_RECORDED DATA_
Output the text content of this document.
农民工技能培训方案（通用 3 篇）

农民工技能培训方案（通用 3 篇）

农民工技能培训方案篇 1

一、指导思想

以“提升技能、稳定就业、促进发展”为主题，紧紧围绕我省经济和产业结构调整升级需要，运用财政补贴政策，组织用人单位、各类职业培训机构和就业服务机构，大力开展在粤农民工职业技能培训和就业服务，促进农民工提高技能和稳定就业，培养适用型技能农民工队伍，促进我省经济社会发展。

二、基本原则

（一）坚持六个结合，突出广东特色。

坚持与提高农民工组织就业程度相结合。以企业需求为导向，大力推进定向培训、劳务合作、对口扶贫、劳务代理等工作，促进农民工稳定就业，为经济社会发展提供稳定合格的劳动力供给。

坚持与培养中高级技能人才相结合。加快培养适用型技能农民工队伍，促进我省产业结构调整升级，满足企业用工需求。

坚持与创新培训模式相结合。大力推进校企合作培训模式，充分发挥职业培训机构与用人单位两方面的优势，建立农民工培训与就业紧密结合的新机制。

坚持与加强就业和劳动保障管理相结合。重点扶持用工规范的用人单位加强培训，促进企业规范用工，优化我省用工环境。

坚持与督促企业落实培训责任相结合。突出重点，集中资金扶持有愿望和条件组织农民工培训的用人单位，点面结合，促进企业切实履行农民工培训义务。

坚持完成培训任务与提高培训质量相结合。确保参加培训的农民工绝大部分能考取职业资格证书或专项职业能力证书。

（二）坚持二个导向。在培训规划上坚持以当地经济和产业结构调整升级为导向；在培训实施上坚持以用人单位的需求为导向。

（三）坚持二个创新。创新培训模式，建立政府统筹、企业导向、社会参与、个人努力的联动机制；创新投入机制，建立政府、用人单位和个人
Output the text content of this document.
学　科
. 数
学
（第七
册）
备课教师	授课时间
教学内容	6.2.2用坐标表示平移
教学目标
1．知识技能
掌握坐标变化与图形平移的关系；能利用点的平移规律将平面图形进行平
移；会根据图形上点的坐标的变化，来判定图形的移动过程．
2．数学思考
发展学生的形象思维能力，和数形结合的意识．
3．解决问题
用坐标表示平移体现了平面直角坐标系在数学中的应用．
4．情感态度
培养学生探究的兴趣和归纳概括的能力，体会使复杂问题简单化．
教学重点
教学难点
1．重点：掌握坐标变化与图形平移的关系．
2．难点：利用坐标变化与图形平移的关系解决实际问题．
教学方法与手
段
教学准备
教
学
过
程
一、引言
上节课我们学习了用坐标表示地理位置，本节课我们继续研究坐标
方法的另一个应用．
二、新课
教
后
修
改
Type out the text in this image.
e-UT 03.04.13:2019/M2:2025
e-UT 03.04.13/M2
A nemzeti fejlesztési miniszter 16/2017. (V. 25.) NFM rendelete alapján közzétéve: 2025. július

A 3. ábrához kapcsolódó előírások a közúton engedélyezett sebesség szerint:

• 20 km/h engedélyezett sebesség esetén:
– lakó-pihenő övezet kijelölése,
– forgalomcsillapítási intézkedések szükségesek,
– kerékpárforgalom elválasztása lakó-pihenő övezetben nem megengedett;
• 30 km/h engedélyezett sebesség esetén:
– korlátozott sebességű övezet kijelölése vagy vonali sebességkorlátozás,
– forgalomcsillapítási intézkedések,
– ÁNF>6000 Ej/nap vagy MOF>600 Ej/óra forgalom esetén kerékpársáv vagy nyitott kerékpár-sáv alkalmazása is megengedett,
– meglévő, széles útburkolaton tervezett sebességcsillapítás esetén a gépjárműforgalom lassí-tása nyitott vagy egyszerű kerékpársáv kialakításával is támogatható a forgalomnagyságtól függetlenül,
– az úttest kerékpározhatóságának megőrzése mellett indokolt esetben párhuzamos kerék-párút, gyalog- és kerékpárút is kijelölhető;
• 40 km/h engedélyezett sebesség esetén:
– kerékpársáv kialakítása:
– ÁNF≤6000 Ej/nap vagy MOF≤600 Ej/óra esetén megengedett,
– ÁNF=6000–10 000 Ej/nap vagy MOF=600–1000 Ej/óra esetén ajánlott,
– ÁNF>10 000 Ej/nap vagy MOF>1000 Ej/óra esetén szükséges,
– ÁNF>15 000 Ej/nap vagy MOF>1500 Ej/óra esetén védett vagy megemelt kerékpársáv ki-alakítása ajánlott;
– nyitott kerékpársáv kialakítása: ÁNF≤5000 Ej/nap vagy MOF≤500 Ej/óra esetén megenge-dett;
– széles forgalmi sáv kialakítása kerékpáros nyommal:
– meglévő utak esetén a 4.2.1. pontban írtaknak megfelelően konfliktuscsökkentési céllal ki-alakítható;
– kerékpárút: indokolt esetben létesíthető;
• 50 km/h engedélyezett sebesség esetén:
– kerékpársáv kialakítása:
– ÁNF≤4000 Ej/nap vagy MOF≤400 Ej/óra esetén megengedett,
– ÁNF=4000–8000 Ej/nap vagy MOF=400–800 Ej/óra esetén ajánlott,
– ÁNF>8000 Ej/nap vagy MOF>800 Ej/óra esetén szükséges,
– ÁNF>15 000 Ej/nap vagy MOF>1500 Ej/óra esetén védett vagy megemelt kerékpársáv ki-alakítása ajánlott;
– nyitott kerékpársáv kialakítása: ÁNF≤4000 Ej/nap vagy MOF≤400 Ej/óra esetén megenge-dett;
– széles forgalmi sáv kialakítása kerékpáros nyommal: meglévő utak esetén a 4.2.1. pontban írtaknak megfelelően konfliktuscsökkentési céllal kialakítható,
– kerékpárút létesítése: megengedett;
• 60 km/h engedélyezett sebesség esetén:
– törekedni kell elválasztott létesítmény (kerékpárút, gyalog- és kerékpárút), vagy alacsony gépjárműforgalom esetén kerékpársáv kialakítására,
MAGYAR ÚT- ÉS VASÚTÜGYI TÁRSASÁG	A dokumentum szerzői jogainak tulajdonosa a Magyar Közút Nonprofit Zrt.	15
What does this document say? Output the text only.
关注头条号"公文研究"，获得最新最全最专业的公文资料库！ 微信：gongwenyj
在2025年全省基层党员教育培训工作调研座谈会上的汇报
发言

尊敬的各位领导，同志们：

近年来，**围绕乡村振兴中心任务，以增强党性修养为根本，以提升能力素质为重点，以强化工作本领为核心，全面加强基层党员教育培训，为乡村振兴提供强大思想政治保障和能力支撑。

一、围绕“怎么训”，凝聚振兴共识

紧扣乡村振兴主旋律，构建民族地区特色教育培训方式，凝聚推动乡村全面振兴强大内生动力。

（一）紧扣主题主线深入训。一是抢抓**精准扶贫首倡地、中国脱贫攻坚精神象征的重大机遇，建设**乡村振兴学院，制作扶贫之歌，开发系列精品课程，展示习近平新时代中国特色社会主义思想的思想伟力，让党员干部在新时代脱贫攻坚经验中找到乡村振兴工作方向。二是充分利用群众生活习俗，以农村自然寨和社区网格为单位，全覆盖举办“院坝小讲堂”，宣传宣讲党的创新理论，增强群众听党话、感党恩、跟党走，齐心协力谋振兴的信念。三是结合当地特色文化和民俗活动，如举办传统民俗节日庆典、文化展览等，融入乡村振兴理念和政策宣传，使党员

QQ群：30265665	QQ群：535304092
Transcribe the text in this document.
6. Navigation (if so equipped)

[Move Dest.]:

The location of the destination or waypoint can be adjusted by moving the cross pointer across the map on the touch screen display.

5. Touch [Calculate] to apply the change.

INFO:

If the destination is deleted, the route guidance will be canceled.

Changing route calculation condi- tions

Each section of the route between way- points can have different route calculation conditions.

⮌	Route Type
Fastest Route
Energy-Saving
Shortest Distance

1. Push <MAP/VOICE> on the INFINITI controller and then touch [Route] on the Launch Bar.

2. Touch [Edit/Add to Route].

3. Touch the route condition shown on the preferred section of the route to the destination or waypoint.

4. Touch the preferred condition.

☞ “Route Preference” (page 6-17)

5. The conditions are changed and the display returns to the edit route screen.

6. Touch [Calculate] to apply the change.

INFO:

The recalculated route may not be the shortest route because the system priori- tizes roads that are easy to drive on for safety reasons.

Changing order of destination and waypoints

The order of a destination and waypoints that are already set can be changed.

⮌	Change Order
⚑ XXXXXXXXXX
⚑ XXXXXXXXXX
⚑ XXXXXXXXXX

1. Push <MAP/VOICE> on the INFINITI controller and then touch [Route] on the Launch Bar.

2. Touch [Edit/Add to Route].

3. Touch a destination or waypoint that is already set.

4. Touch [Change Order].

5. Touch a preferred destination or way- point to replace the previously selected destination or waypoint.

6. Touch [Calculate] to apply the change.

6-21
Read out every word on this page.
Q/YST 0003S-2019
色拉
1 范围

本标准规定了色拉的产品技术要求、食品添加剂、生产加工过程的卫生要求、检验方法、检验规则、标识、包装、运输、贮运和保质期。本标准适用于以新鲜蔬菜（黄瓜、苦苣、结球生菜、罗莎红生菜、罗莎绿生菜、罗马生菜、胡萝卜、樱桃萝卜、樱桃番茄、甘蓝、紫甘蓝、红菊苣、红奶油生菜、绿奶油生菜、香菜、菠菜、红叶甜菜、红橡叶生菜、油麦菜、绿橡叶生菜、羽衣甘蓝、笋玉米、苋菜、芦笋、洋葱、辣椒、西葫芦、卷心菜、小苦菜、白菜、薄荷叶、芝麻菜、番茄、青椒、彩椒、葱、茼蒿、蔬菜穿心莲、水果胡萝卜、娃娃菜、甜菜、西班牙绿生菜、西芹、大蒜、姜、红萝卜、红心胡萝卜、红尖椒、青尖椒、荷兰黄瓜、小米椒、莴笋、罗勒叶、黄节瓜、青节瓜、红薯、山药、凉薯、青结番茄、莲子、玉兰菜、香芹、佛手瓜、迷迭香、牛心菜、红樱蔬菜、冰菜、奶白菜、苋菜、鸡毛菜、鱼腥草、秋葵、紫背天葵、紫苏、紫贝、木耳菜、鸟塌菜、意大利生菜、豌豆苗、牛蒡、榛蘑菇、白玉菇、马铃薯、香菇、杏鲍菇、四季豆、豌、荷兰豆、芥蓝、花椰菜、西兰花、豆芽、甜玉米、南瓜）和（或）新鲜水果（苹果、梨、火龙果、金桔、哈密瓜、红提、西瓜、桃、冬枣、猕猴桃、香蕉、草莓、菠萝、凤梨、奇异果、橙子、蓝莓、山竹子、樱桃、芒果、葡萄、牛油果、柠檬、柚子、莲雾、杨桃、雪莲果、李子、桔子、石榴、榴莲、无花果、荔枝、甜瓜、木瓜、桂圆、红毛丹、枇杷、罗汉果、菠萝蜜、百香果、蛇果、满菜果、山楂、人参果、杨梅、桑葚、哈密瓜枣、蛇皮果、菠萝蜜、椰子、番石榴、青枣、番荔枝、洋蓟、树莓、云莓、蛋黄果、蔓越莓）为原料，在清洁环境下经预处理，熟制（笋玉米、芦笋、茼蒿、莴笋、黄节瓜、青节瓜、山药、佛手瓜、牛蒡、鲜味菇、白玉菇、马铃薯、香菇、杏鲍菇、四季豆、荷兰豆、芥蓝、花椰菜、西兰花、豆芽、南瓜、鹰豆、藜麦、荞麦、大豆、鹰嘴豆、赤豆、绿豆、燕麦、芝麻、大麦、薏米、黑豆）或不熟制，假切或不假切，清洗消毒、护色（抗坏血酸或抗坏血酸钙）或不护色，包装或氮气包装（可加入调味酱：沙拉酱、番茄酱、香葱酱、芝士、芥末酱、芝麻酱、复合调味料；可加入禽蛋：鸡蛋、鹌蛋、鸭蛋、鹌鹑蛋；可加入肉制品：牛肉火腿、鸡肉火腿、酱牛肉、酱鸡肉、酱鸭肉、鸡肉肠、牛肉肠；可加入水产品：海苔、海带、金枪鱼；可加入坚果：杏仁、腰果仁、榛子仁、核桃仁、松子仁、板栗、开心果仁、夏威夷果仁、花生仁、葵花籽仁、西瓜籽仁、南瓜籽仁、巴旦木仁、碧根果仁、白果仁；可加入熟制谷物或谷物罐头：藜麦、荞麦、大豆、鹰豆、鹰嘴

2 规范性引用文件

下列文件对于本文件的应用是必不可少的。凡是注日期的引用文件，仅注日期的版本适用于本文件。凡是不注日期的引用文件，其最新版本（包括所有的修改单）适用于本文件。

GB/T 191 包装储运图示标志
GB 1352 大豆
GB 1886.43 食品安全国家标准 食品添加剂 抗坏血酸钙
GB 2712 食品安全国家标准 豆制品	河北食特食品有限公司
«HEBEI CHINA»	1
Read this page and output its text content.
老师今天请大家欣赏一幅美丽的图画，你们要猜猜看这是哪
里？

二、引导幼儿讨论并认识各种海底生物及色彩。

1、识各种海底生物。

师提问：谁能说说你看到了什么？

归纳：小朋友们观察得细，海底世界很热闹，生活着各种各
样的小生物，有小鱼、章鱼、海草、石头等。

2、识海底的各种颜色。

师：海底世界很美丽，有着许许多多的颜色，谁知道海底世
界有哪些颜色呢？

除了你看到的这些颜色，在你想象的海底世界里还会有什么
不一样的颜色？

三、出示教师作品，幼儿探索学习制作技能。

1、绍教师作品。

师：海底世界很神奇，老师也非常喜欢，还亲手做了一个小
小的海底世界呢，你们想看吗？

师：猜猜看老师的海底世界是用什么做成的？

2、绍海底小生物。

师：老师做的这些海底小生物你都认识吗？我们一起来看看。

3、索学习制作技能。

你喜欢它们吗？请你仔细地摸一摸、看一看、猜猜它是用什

_PROBLEM TO WORK ON_
Only the lines from the one containing "Read this page and output its text content." to the end of the data should be printed, exactly as they stand.

_TASK RESULT_
Read this page and output its text content.
老师今天请大家欣赏一幅美丽的图画，你们要猜猜看这是哪
里？

二、引导幼儿讨论并认识各种海底生物及色彩。

1、识各种海底生物。

师提问：谁能说说你看到了什么？

归纳：小朋友们观察得细，海底世界很热闹，生活着各种各
样的小生物，有小鱼、章鱼、海草、石头等。

2、识海底的各种颜色。

师：海底世界很美丽，有着许许多多的颜色，谁知道海底世
界有哪些颜色呢？

除了你看到的这些颜色，在你想象的海底世界里还会有什么
不一样的颜色？

三、出示教师作品，幼儿探索学习制作技能。

1、绍教师作品。

师：海底世界很神奇，老师也非常喜欢，还亲手做了一个小
小的海底世界呢，你们想看吗？

师：猜猜看老师的海底世界是用什么做成的？

2、绍海底小生物。

师：老师做的这些海底小生物你都认识吗？我们一起来看看。

3、索学习制作技能。

你喜欢它们吗？请你仔细地摸一摸、看一看、猜猜它是用什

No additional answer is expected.